WHAT YOU NEED TO DO. Copy out all lines that hold "candidate".

═══ RECORDS FOR THE TASK

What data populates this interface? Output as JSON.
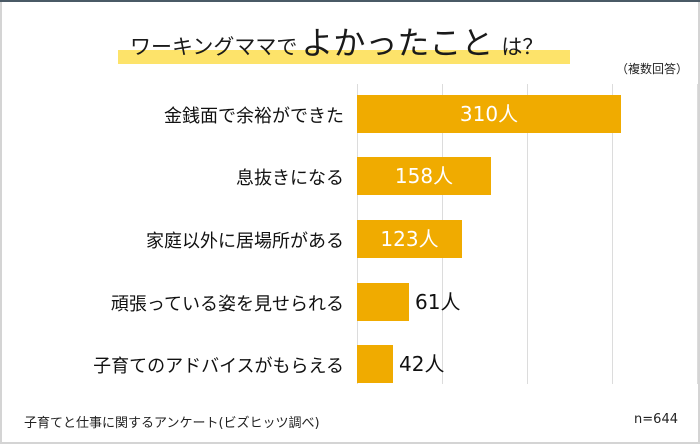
{
  "title": {
    "prefix": "ワーキングママで",
    "emphasis": "よかったこと",
    "suffix": "は？",
    "highlight_color": "#fde36a"
  },
  "note": "（複数回答）",
  "footer": {
    "source": "子育てと仕事に関するアンケート(ビズヒッツ調べ)",
    "sample": "n=644"
  },
  "chart_data": {
    "type": "bar",
    "orientation": "horizontal",
    "title": "ワーキングママでよかったことは？",
    "subtitle": "（複数回答）",
    "categories": [
      "金銭面で余裕ができた",
      "息抜きになる",
      "家庭以外に居場所がある",
      "頑張っている姿を見せられる",
      "子育てのアドバイスがもらえる"
    ],
    "values": [
      310,
      158,
      123,
      61,
      42
    ],
    "value_labels": [
      "310人",
      "158人",
      "123人",
      "61人",
      "42人"
    ],
    "unit": "人",
    "xlabel": "",
    "ylabel": "",
    "xlim": [
      0,
      400
    ],
    "grid": true,
    "grid_step": 100,
    "legend": "none",
    "bar_color": "#f0ab00",
    "sample_size": "n=644",
    "source": "子育てと仕事に関するアンケート(ビズヒッツ調べ)"
  }
}
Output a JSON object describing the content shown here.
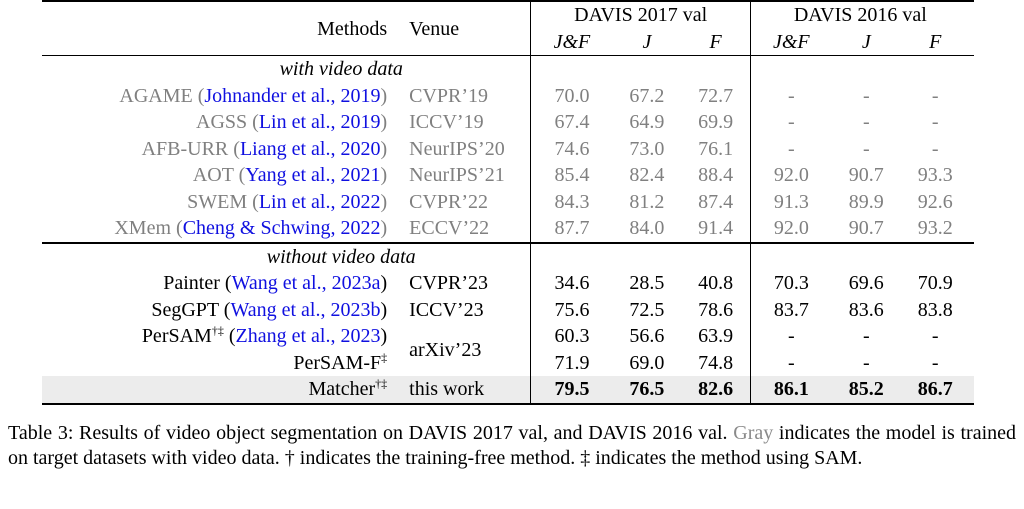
{
  "table": {
    "headers": {
      "methods": "Methods",
      "venue": "Venue",
      "group_2017": "DAVIS 2017 val",
      "group_2016": "DAVIS 2016 val",
      "metrics": [
        "J&F",
        "J",
        "F",
        "J&F",
        "J",
        "F"
      ]
    },
    "section_with": "with video data",
    "section_without": "without video data",
    "rows_with": [
      {
        "name": "AGAME",
        "cite": "Johnander et al., 2019",
        "venue": "CVPR’19",
        "v": [
          "70.0",
          "67.2",
          "72.7",
          "-",
          "-",
          "-"
        ]
      },
      {
        "name": "AGSS",
        "cite": "Lin et al., 2019",
        "venue": "ICCV’19",
        "v": [
          "67.4",
          "64.9",
          "69.9",
          "-",
          "-",
          "-"
        ]
      },
      {
        "name": "AFB-URR",
        "cite": "Liang et al., 2020",
        "venue": "NeurIPS’20",
        "v": [
          "74.6",
          "73.0",
          "76.1",
          "-",
          "-",
          "-"
        ]
      },
      {
        "name": "AOT",
        "cite": "Yang et al., 2021",
        "venue": "NeurIPS’21",
        "v": [
          "85.4",
          "82.4",
          "88.4",
          "92.0",
          "90.7",
          "93.3"
        ]
      },
      {
        "name": "SWEM",
        "cite": "Lin et al., 2022",
        "venue": "CVPR’22",
        "v": [
          "84.3",
          "81.2",
          "87.4",
          "91.3",
          "89.9",
          "92.6"
        ]
      },
      {
        "name": "XMem",
        "cite": "Cheng & Schwing, 2022",
        "venue": "ECCV’22",
        "v": [
          "87.7",
          "84.0",
          "91.4",
          "92.0",
          "90.7",
          "93.2"
        ]
      }
    ],
    "rows_without": [
      {
        "name": "Painter",
        "cite": "Wang et al., 2023a",
        "venue": "CVPR’23",
        "v": [
          "34.6",
          "28.5",
          "40.8",
          "70.3",
          "69.6",
          "70.9"
        ]
      },
      {
        "name": "SegGPT",
        "cite": "Wang et al., 2023b",
        "venue": "ICCV’23",
        "v": [
          "75.6",
          "72.5",
          "78.6",
          "83.7",
          "83.6",
          "83.8"
        ]
      }
    ],
    "persam": {
      "name": "PerSAM",
      "sup": "†‡",
      "cite": "Zhang et al., 2023",
      "venue": "arXiv’23",
      "v": [
        "60.3",
        "56.6",
        "63.9",
        "-",
        "-",
        "-"
      ]
    },
    "persam_f": {
      "name": "PerSAM-F",
      "sup": "‡",
      "v": [
        "71.9",
        "69.0",
        "74.8",
        "-",
        "-",
        "-"
      ]
    },
    "matcher": {
      "name": "Matcher",
      "sup": "†‡",
      "venue": "this work",
      "v": [
        "79.5",
        "76.5",
        "82.6",
        "86.1",
        "85.2",
        "86.7"
      ]
    }
  },
  "caption": {
    "lead": "Table 3: Results of video object segmentation on DAVIS 2017 val, and DAVIS 2016 val.",
    "gray_word": "Gray",
    "rest": "indicates the model is trained on target datasets with video data. † indicates the training-free method. ‡ indicates the method using SAM."
  }
}
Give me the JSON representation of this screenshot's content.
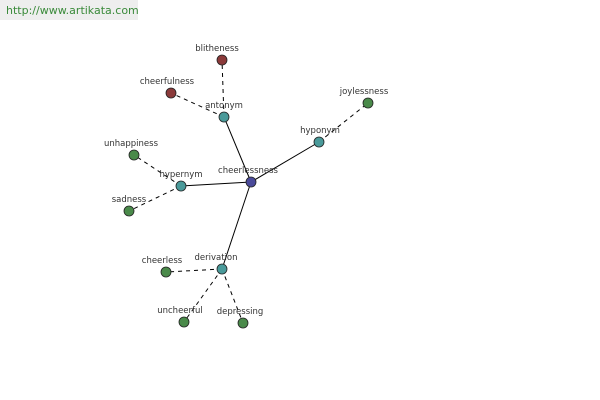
{
  "header": {
    "url": "http://www.artikata.com"
  },
  "nodes": [
    {
      "label": "cheerlessness"
    },
    {
      "label": "antonym"
    },
    {
      "label": "blitheness"
    },
    {
      "label": "cheerfulness"
    },
    {
      "label": "hyponym"
    },
    {
      "label": "joylessness"
    },
    {
      "label": "hypernym"
    },
    {
      "label": "unhappiness"
    },
    {
      "label": "sadness"
    },
    {
      "label": "derivation"
    },
    {
      "label": "cheerless"
    },
    {
      "label": "uncheerful"
    },
    {
      "label": "depressing"
    }
  ]
}
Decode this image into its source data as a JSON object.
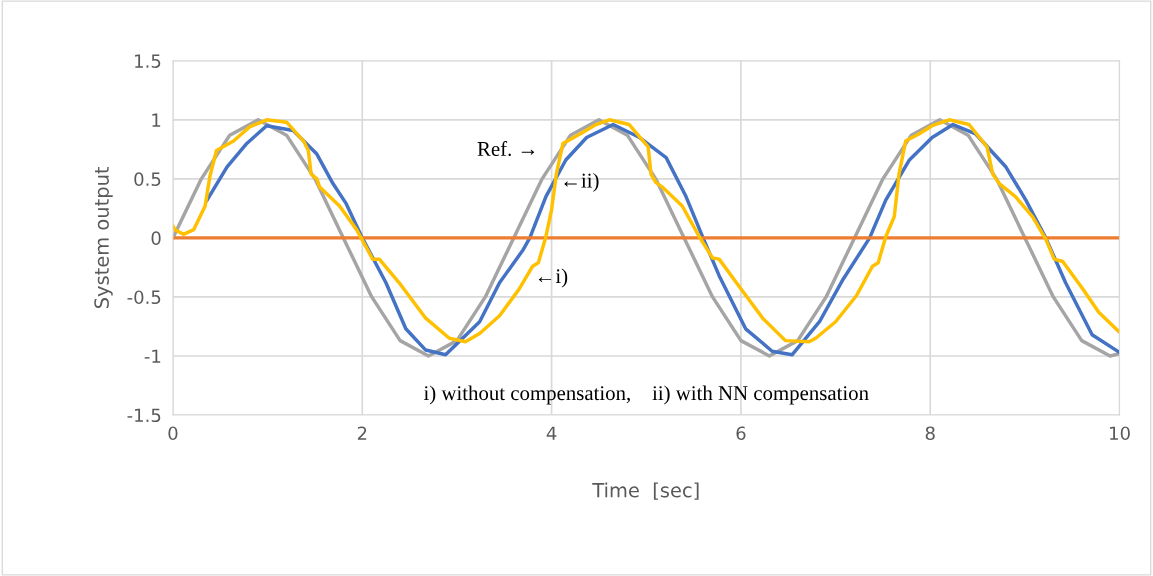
{
  "chart_data": {
    "type": "line",
    "xlabel": "Time  [sec]",
    "ylabel": "System output",
    "xlim": [
      0,
      10
    ],
    "xticks": [
      0,
      2,
      4,
      6,
      8,
      10
    ],
    "ylim": [
      -1.5,
      1.5
    ],
    "yticks": [
      -1.5,
      -1,
      -0.5,
      0,
      0.5,
      1,
      1.5
    ],
    "grid": true,
    "legend": false,
    "marker": "none",
    "line_style": "solid",
    "series": [
      {
        "color": "#a5a5a5",
        "x": [
          0,
          0.3,
          0.6,
          0.9,
          1.2,
          1.5,
          1.8,
          2.1,
          2.4,
          2.7,
          3.0,
          3.3,
          3.6,
          3.9,
          4.2,
          4.5,
          4.8,
          5.1,
          5.4,
          5.7,
          6.0,
          6.3,
          6.6,
          6.9,
          7.2,
          7.5,
          7.8,
          8.1,
          8.4,
          8.7,
          9.0,
          9.3,
          9.6,
          9.9,
          10
        ],
        "values": [
          0,
          0.5,
          0.87,
          1,
          0.87,
          0.5,
          0,
          -0.5,
          -0.87,
          -1,
          -0.87,
          -0.5,
          0,
          0.5,
          0.87,
          1,
          0.87,
          0.5,
          0,
          -0.5,
          -0.87,
          -1,
          -0.87,
          -0.5,
          0,
          0.5,
          0.87,
          1,
          0.87,
          0.5,
          0,
          -0.5,
          -0.87,
          -1,
          -0.98
        ]
      },
      {
        "color": "#4472c4",
        "x": [
          0.36,
          0.57,
          0.78,
          0.99,
          1.27,
          1.52,
          1.69,
          1.83,
          2.0,
          2.25,
          2.46,
          2.67,
          2.88,
          3.24,
          3.45,
          3.7,
          3.77,
          3.94,
          4.15,
          4.37,
          4.65,
          4.93,
          5.21,
          5.42,
          5.6,
          5.77,
          6.05,
          6.33,
          6.54,
          6.83,
          7.08,
          7.36,
          7.53,
          7.78,
          8.02,
          8.24,
          8.48,
          8.8,
          9.01,
          9.22,
          9.43,
          9.71,
          10
        ],
        "values": [
          0.32,
          0.6,
          0.8,
          0.95,
          0.91,
          0.71,
          0.46,
          0.29,
          0,
          -0.38,
          -0.77,
          -0.95,
          -0.99,
          -0.71,
          -0.38,
          -0.1,
          0,
          0.35,
          0.66,
          0.85,
          0.96,
          0.85,
          0.68,
          0.35,
          0,
          -0.32,
          -0.77,
          -0.96,
          -0.99,
          -0.71,
          -0.35,
          0,
          0.32,
          0.66,
          0.85,
          0.96,
          0.88,
          0.6,
          0.32,
          0,
          -0.38,
          -0.82,
          -0.97
        ]
      },
      {
        "color": "#ed7d31",
        "x": [
          0,
          10
        ],
        "values": [
          0,
          0
        ]
      },
      {
        "color": "#ffc000",
        "x": [
          0,
          0.02,
          0.11,
          0.22,
          0.34,
          0.39,
          0.46,
          0.64,
          0.81,
          0.99,
          1.2,
          1.38,
          1.43,
          1.46,
          1.52,
          1.55,
          1.76,
          1.94,
          2.11,
          2.18,
          2.39,
          2.67,
          2.92,
          3.09,
          3.24,
          3.45,
          3.66,
          3.8,
          3.86,
          3.94,
          4.0,
          4.05,
          4.12,
          4.3,
          4.47,
          4.61,
          4.82,
          5.02,
          5.05,
          5.1,
          5.17,
          5.38,
          5.56,
          5.7,
          5.77,
          5.98,
          6.23,
          6.47,
          6.72,
          6.79,
          7.0,
          7.22,
          7.39,
          7.45,
          7.53,
          7.62,
          7.67,
          7.74,
          7.88,
          8.02,
          8.2,
          8.41,
          8.6,
          8.66,
          8.73,
          8.9,
          9.08,
          9.22,
          9.31,
          9.4,
          9.61,
          9.78,
          10
        ],
        "values": [
          0.1,
          0.07,
          0.03,
          0.07,
          0.27,
          0.52,
          0.74,
          0.82,
          0.94,
          1.0,
          0.98,
          0.82,
          0.74,
          0.54,
          0.5,
          0.43,
          0.27,
          0.07,
          -0.18,
          -0.18,
          -0.38,
          -0.68,
          -0.85,
          -0.88,
          -0.81,
          -0.66,
          -0.43,
          -0.24,
          -0.21,
          0.01,
          0.24,
          0.54,
          0.8,
          0.88,
          0.96,
          1.0,
          0.96,
          0.77,
          0.54,
          0.47,
          0.43,
          0.27,
          0.01,
          -0.17,
          -0.18,
          -0.41,
          -0.68,
          -0.87,
          -0.88,
          -0.85,
          -0.71,
          -0.49,
          -0.24,
          -0.21,
          0.01,
          0.18,
          0.54,
          0.82,
          0.88,
          0.95,
          1.0,
          0.96,
          0.77,
          0.54,
          0.46,
          0.35,
          0.18,
          -0.01,
          -0.18,
          -0.2,
          -0.43,
          -0.63,
          -0.8
        ]
      }
    ],
    "annotations": [
      "Ref. →",
      {
        "text": "←ii)",
        "x": 4.07,
        "y": 0.47
      },
      {
        "text": "←i)",
        "x": 3.8,
        "y": -0.34
      },
      "i) without compensation,    ii) with NN compensation"
    ]
  }
}
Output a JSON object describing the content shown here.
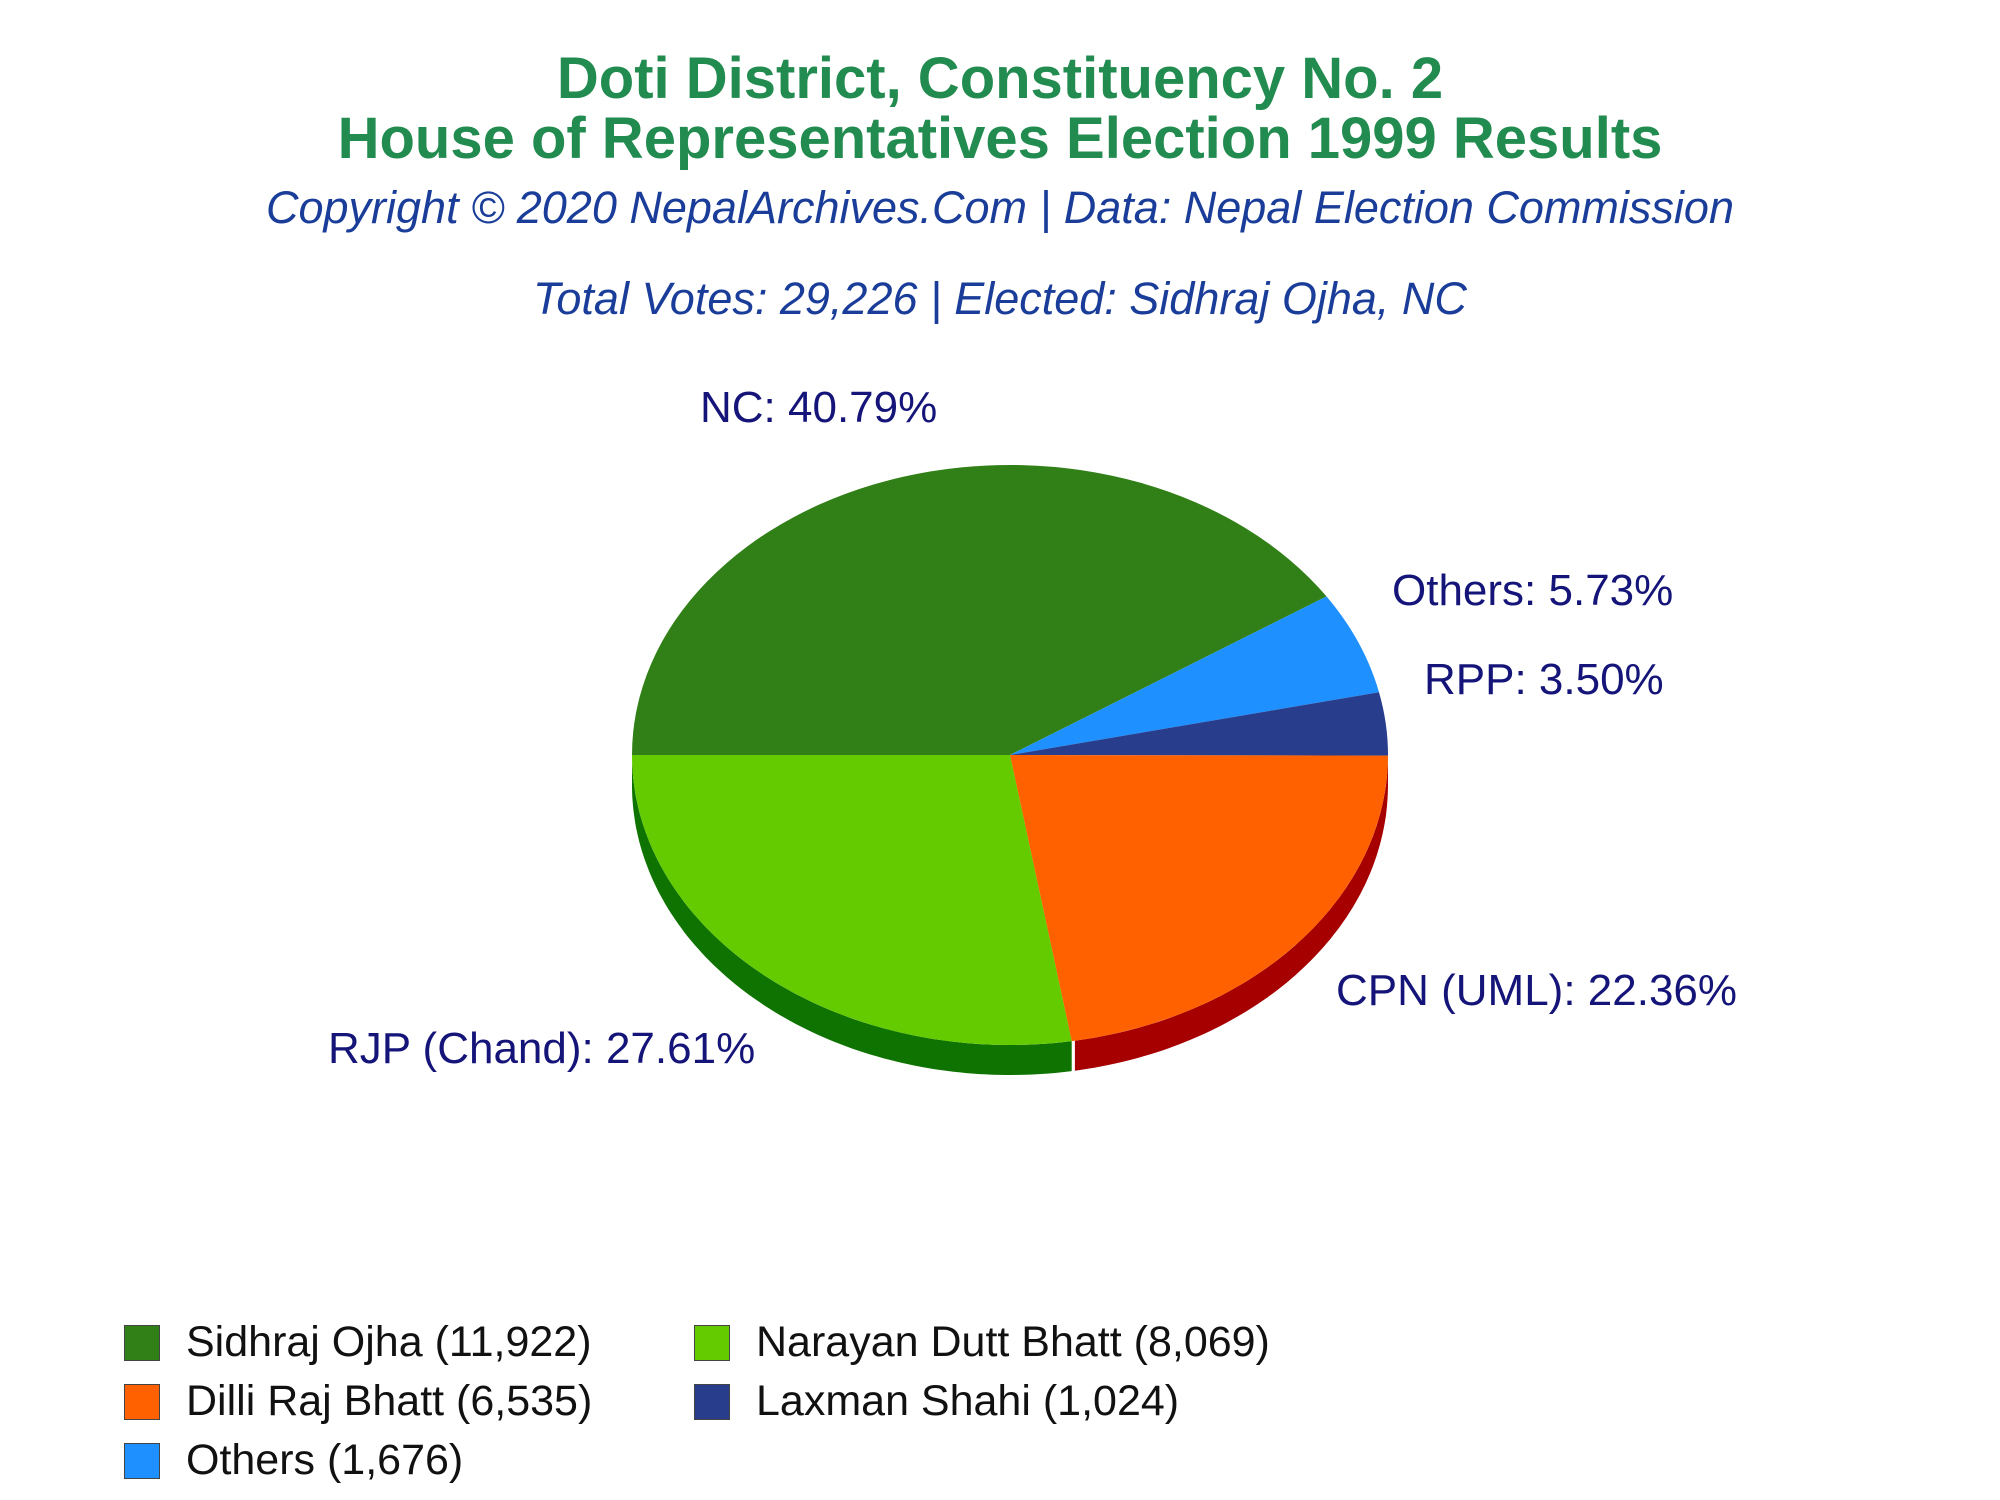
{
  "header": {
    "title_line1": "Doti District, Constituency No. 2",
    "title_line2": "House of Representatives Election 1999 Results",
    "copyright": "Copyright © 2020 NepalArchives.Com | Data: Nepal Election Commission",
    "summary": "Total Votes: 29,226 | Elected: Sidhraj Ojha, NC"
  },
  "chart_data": {
    "type": "pie",
    "title": "Doti District, Constituency No. 2 House of Representatives Election 1999 Results",
    "total_votes": 29226,
    "slices": [
      {
        "party": "NC",
        "candidate": "Sidhraj Ojha",
        "votes": 11922,
        "percent": 40.79,
        "label": "NC: 40.79%",
        "legend": "Sidhraj Ojha (11,922)",
        "color": "#318017",
        "side_color": "#1f5a0e"
      },
      {
        "party": "Others",
        "candidate": "Others",
        "votes": 1676,
        "percent": 5.73,
        "label": "Others: 5.73%",
        "legend": "Others (1,676)",
        "color": "#1e90ff",
        "side_color": "#1466b8"
      },
      {
        "party": "RPP",
        "candidate": "Laxman Shahi",
        "votes": 1024,
        "percent": 3.5,
        "label": "RPP: 3.50%",
        "legend": "Laxman Shahi (1,024)",
        "color": "#283e8c",
        "side_color": "#1a2a60"
      },
      {
        "party": "CPN (UML)",
        "candidate": "Dilli Raj Bhatt",
        "votes": 6535,
        "percent": 22.36,
        "label": "CPN (UML): 22.36%",
        "legend": "Dilli Raj Bhatt (6,535)",
        "color": "#ff6000",
        "side_color": "#a60000"
      },
      {
        "party": "RJP (Chand)",
        "candidate": "Narayan Dutt Bhatt",
        "votes": 8069,
        "percent": 27.61,
        "label": "RJP (Chand): 27.61%",
        "legend": "Narayan Dutt Bhatt (8,069)",
        "color": "#63cb00",
        "side_color": "#0e7300"
      }
    ],
    "legend_position": "bottom"
  }
}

══════

OUTPUT OF THE TASK.
        "candidate": "Sidhraj Ojha",
        "candidate": "Others",
        "candidate": "Laxman Shahi",
        "candidate": "Dilli Raj Bhatt",
        "candidate": "Narayan Dutt Bhatt",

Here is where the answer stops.